(Data entries)
------------------------

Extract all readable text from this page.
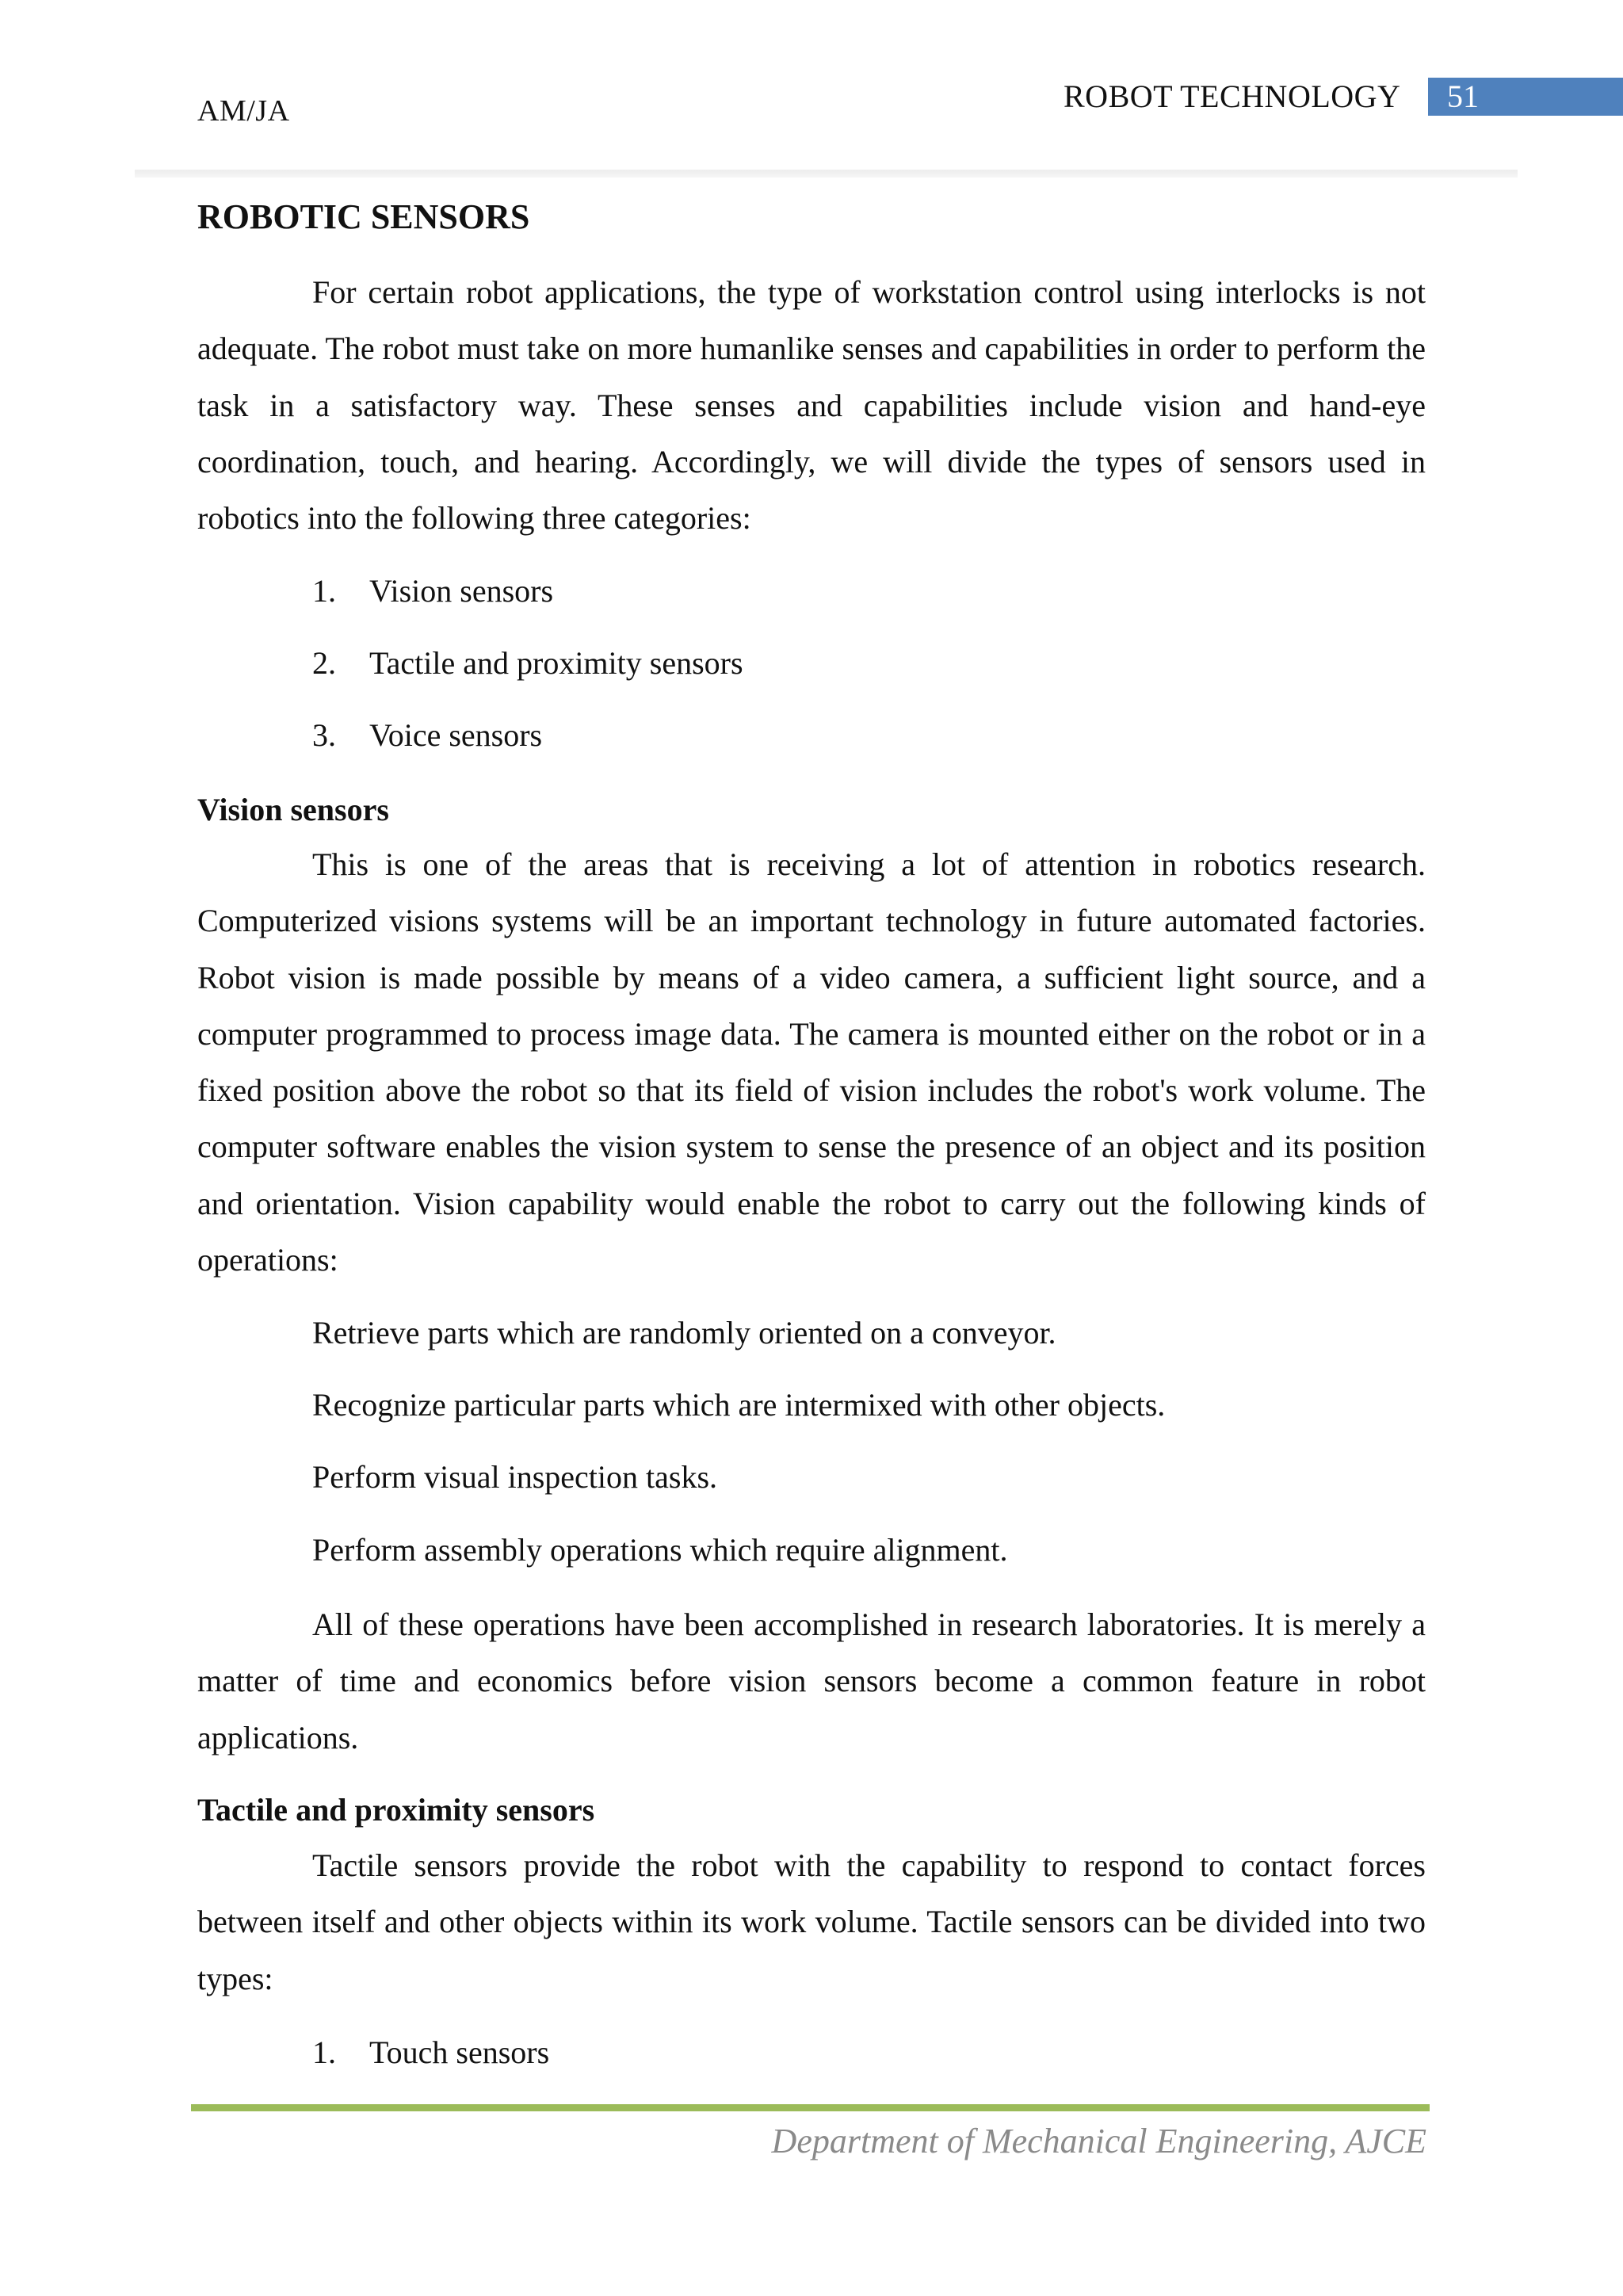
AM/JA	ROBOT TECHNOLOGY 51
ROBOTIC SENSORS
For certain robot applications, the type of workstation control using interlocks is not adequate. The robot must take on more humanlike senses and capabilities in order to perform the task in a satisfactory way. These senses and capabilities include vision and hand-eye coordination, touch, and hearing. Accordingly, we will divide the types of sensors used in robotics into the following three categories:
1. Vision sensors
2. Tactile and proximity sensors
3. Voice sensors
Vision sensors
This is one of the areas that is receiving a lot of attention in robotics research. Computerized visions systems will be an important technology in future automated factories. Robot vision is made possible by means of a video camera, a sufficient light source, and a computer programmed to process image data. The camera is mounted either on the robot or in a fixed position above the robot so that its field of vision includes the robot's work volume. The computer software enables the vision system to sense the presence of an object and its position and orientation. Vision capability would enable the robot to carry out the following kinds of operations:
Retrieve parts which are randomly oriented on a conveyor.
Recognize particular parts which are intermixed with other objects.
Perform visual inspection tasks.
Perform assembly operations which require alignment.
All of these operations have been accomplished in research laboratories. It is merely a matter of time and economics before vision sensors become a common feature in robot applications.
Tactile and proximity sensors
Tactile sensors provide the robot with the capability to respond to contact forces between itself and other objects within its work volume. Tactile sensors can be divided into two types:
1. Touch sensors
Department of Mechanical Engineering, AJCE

------------------------

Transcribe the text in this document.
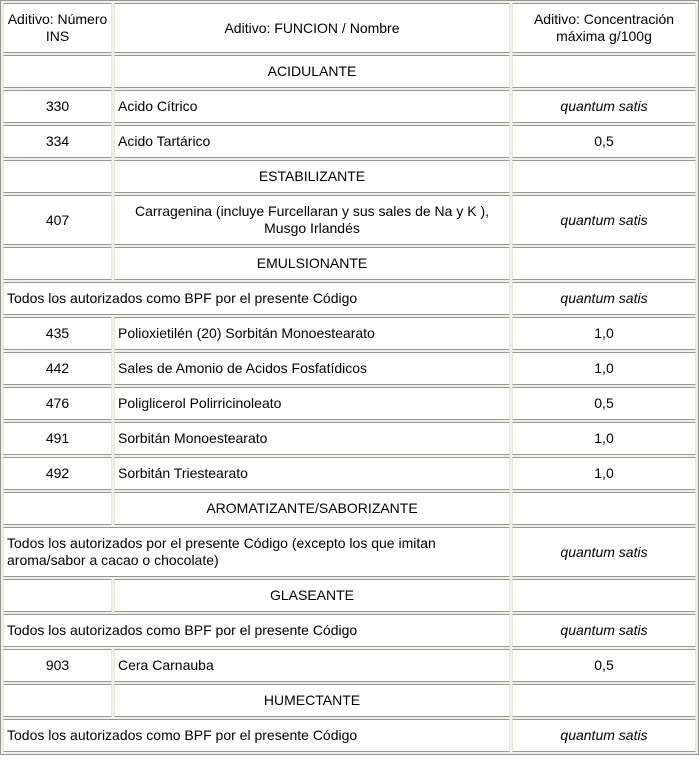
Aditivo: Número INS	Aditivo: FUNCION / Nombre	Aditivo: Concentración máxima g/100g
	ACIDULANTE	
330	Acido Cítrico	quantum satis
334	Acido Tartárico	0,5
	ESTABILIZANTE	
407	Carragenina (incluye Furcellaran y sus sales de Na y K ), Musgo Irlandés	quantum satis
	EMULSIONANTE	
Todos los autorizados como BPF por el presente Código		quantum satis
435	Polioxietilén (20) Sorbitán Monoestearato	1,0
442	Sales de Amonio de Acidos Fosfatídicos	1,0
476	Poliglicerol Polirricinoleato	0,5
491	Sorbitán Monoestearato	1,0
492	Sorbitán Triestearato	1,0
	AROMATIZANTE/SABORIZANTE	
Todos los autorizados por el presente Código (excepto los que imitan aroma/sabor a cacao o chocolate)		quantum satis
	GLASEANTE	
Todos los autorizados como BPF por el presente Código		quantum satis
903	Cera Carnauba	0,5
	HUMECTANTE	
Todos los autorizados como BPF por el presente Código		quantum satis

------------------------

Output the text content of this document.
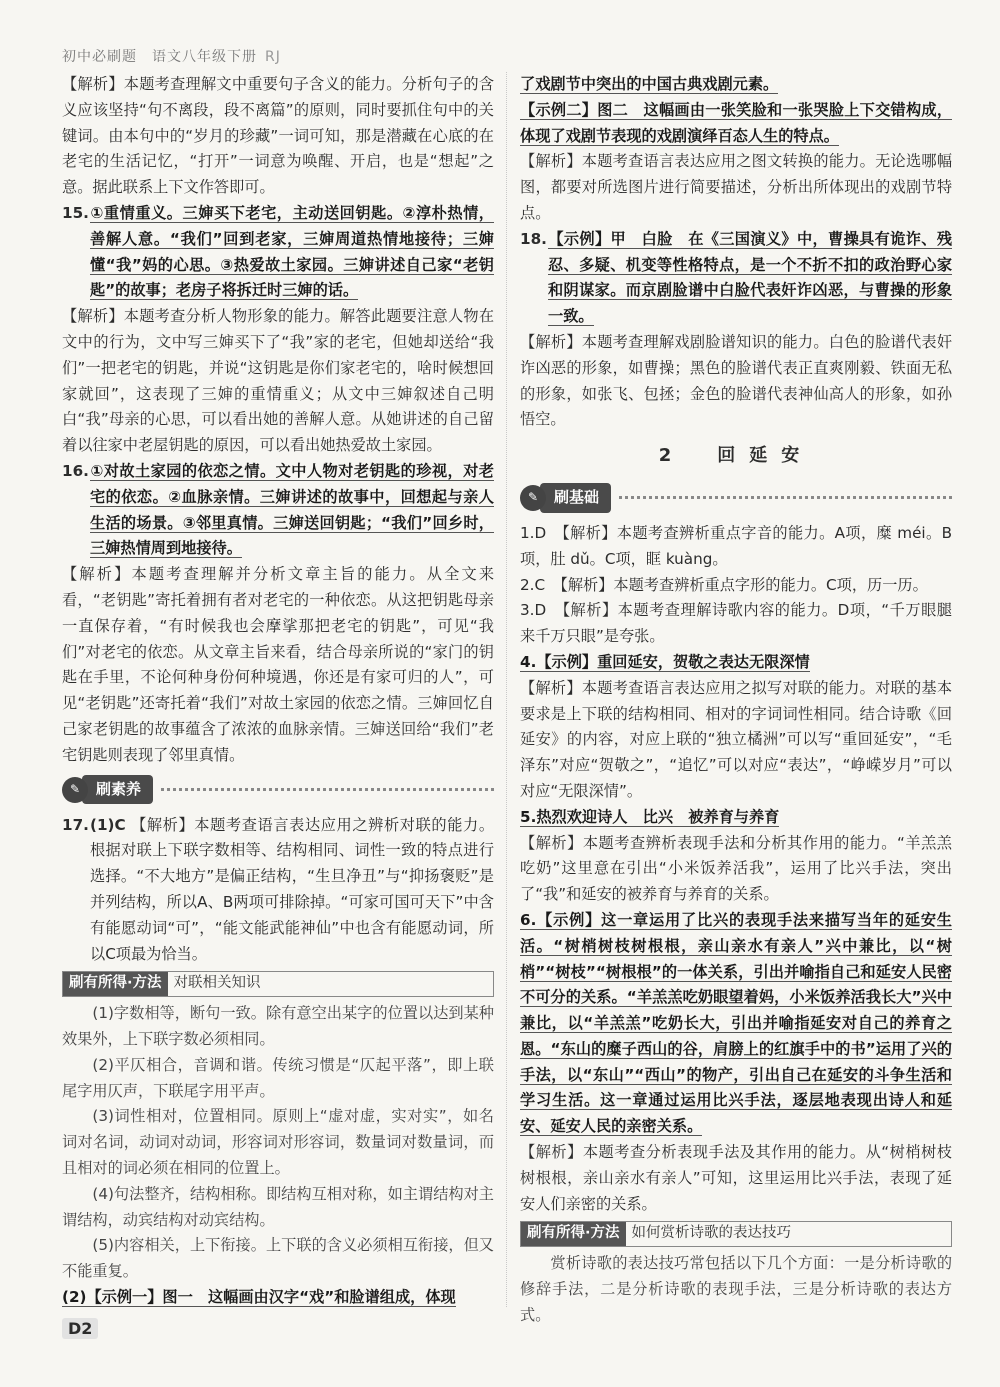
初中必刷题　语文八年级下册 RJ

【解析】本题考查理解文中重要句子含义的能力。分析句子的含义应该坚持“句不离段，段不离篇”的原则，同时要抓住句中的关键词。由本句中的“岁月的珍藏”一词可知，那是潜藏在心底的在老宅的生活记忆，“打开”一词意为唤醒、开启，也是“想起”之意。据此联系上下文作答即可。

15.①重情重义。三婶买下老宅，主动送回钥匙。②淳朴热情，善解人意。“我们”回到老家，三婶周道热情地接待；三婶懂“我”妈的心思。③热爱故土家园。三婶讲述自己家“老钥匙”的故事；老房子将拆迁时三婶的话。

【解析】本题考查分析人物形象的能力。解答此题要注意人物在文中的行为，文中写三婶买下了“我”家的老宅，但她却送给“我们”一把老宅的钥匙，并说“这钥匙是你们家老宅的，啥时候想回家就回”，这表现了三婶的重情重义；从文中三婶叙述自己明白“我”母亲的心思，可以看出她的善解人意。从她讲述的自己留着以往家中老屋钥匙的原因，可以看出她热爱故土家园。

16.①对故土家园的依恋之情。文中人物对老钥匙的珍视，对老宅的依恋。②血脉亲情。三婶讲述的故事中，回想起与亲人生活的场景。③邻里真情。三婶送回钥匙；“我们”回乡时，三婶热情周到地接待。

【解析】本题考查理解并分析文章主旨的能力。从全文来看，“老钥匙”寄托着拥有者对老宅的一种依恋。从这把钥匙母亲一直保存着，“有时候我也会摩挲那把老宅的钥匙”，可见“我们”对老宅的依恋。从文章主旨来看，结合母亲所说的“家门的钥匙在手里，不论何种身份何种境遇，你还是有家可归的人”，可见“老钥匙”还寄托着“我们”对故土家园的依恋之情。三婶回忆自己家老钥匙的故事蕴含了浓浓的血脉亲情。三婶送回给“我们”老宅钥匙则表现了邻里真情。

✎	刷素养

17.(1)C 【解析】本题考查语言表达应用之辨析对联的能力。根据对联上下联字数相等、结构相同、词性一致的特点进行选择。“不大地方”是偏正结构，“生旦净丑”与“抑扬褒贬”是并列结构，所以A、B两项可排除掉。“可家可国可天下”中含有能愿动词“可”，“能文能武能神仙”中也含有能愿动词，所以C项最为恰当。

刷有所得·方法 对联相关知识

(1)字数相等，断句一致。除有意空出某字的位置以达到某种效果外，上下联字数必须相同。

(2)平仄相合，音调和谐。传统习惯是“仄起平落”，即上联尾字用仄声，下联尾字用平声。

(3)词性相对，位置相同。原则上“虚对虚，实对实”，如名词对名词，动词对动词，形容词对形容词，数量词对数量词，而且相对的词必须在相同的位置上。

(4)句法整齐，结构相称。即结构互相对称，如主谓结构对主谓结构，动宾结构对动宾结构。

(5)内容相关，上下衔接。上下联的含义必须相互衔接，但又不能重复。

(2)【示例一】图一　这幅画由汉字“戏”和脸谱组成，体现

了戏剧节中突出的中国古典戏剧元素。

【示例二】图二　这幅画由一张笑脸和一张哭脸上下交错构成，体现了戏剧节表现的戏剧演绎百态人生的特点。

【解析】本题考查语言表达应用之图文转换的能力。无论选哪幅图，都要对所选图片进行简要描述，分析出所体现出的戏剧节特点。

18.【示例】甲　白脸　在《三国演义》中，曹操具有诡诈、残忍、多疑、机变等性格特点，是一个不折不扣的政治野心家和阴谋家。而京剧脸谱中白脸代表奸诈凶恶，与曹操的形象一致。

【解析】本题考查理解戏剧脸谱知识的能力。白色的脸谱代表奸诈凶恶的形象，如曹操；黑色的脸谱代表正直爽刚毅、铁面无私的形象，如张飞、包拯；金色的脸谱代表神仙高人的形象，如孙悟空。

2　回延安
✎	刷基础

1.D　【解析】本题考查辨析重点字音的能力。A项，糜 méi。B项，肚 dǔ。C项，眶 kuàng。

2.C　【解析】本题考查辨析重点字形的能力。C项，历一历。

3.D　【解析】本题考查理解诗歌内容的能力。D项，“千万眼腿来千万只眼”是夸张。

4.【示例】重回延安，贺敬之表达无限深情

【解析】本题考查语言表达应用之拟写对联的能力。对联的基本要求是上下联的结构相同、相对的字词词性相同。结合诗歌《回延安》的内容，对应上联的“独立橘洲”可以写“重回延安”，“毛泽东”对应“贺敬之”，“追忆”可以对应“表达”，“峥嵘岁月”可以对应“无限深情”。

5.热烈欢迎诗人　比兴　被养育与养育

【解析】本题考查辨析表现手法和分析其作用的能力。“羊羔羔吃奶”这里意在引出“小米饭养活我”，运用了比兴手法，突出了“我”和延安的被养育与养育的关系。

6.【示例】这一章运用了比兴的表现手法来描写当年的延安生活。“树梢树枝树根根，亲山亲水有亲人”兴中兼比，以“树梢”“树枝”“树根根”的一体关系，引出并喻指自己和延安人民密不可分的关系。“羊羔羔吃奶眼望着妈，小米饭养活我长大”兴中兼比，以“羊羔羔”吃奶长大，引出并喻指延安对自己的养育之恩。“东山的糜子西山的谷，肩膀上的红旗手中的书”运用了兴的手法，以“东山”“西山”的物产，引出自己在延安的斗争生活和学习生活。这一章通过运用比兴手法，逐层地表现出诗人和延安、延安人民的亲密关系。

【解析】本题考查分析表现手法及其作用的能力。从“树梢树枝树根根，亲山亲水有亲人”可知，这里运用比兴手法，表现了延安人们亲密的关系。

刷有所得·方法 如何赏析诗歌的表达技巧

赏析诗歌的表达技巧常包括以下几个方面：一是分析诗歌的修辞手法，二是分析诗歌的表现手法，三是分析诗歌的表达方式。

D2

------------------------

#### [Your objective]
Filter the listing above by the word "applications"; copy each line that passes.

#### [Solution for this exercise]
For certain robot applications, the type of workstation control using interlocks is not adequate. The robot must take on more humanlike senses and capabilities in order to perform the task in a satisfactory way. These senses and capabilities include vision and hand-eye coordination, touch, and hearing. Accordingly, we will divide the types of sensors used in robotics into the following three categories:
All of these operations have been accomplished in research laboratories. It is merely a matter of time and economics before vision sensors become a common feature in robot applications.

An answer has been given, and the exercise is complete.